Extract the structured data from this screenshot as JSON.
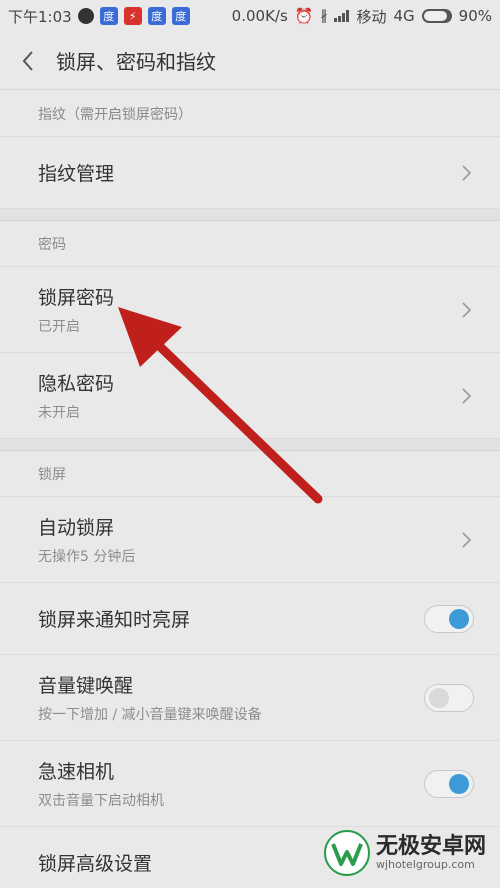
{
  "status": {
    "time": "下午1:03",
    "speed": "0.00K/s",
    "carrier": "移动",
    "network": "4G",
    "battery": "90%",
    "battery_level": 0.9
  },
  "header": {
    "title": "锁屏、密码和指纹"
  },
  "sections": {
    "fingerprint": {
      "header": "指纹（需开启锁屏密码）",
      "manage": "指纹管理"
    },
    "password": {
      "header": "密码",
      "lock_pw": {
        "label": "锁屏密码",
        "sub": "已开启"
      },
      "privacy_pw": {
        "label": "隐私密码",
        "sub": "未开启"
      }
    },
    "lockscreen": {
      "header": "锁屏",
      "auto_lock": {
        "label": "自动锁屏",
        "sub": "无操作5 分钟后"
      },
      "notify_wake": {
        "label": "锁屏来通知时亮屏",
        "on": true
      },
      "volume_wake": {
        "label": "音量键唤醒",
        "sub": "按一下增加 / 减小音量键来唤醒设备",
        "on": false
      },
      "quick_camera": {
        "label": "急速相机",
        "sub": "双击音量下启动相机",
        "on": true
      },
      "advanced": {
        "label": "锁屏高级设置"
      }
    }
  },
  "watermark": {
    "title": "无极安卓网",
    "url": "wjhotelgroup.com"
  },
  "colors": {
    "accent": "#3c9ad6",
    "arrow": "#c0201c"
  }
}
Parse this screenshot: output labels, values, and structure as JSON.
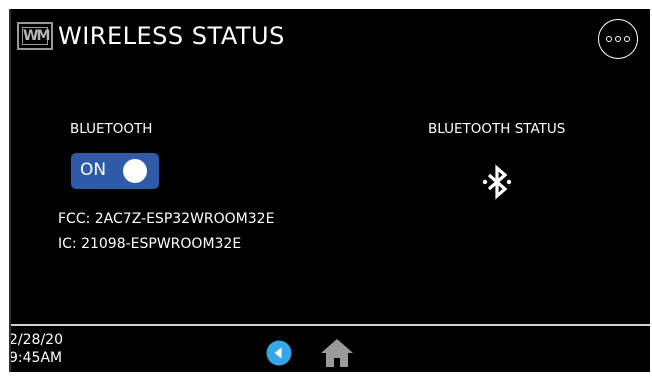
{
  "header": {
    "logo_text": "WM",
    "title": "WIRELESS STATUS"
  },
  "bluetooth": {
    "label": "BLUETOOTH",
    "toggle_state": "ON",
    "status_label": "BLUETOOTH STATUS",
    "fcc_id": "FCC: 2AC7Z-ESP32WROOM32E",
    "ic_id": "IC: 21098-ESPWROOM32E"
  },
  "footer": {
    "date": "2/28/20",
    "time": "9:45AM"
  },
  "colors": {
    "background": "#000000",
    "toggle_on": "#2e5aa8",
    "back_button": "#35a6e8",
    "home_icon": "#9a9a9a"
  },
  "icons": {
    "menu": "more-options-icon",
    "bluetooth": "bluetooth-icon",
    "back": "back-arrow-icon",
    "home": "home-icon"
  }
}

● ● ●

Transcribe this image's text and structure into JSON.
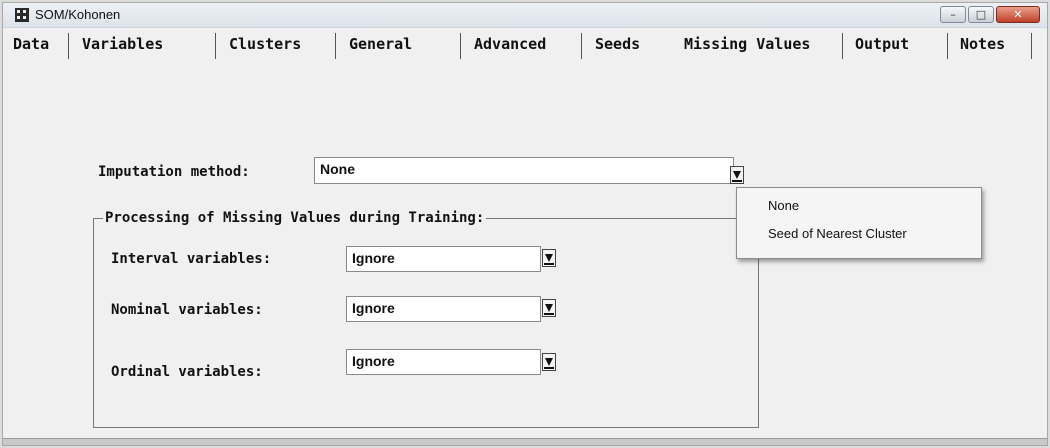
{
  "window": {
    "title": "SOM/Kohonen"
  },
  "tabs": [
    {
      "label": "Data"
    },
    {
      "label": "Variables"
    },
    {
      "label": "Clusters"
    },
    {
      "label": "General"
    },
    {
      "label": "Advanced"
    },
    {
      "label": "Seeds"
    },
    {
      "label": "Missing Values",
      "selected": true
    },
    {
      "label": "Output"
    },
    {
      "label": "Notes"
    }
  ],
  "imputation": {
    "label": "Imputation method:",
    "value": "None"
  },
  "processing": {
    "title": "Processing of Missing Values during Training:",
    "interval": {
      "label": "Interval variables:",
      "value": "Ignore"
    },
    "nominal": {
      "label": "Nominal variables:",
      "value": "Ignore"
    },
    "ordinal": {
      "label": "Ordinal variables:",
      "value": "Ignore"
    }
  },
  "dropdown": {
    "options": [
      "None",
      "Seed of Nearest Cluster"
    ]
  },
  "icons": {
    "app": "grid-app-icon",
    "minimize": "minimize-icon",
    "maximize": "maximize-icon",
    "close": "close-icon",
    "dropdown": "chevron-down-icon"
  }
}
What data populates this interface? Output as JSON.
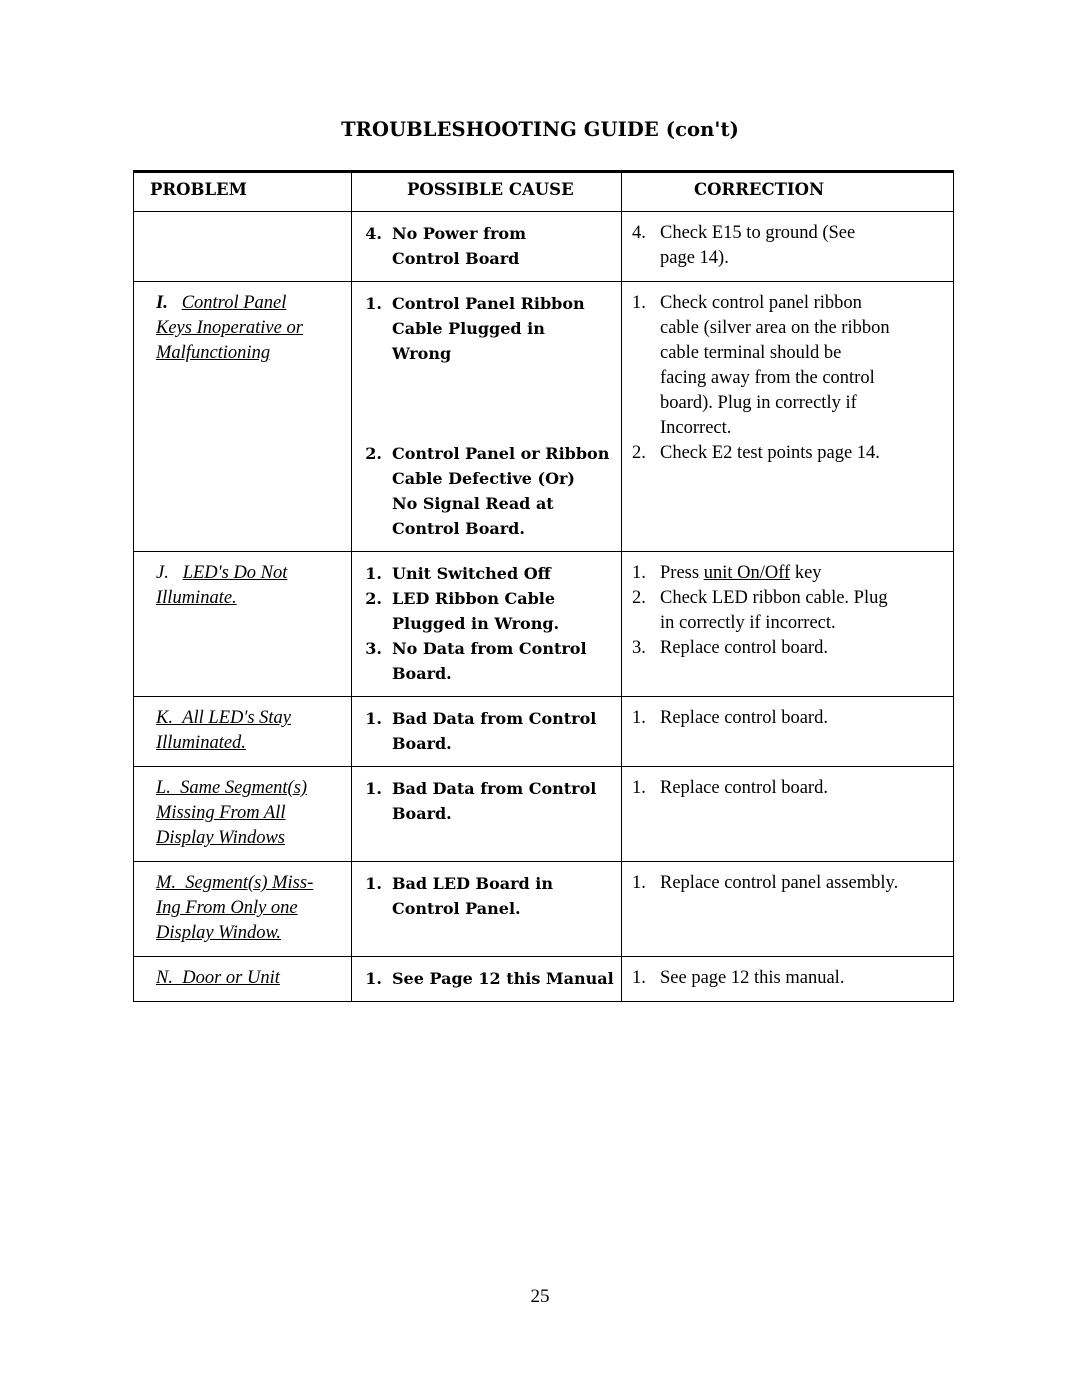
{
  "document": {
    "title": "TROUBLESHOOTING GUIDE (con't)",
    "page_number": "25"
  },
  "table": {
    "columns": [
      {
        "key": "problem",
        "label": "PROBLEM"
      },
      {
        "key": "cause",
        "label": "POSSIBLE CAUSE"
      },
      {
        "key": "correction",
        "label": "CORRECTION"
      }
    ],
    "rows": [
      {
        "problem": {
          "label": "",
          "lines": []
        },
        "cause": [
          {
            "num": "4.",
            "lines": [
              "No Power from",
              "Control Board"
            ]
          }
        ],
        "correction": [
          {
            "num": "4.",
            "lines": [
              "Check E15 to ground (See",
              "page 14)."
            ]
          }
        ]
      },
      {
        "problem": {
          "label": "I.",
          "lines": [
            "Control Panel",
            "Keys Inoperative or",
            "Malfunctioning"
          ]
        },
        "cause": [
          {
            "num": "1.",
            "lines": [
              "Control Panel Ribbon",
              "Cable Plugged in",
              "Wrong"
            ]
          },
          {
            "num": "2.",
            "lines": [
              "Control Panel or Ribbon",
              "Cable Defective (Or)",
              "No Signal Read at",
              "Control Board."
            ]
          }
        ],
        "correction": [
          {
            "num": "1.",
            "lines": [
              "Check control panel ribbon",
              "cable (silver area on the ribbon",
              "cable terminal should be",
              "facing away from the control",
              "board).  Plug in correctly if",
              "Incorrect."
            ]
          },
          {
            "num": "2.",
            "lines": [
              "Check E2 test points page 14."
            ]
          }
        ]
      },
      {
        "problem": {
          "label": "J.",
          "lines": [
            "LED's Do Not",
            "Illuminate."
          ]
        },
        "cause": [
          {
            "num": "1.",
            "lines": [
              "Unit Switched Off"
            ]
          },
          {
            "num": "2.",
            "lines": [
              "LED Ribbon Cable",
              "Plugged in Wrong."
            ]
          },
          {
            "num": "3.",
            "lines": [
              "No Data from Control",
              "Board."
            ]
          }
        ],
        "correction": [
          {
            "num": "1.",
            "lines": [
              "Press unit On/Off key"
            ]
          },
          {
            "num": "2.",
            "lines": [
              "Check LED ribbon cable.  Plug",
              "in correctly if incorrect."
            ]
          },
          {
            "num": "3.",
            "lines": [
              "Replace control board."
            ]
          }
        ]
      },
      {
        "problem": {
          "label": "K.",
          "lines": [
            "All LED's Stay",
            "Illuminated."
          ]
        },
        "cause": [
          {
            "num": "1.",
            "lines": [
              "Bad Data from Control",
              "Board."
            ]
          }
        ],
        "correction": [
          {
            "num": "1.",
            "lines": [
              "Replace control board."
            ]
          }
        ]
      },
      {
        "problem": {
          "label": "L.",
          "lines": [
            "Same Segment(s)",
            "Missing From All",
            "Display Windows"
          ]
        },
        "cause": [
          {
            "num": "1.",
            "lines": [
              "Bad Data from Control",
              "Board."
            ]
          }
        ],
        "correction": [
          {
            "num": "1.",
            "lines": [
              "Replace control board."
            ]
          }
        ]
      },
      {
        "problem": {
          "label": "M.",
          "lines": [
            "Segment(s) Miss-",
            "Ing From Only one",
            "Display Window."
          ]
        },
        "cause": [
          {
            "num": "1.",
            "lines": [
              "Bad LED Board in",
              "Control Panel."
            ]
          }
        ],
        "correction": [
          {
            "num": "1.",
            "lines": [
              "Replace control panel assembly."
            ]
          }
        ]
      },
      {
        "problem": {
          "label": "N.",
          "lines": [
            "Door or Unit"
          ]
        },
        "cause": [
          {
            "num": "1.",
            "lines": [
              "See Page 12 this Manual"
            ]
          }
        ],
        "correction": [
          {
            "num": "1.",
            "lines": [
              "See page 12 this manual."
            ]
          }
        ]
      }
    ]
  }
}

● ● ●

*Goal of the exercise*. Report the number of lines in the listing above that include the word "header", and nothing else.

*The solution*. 5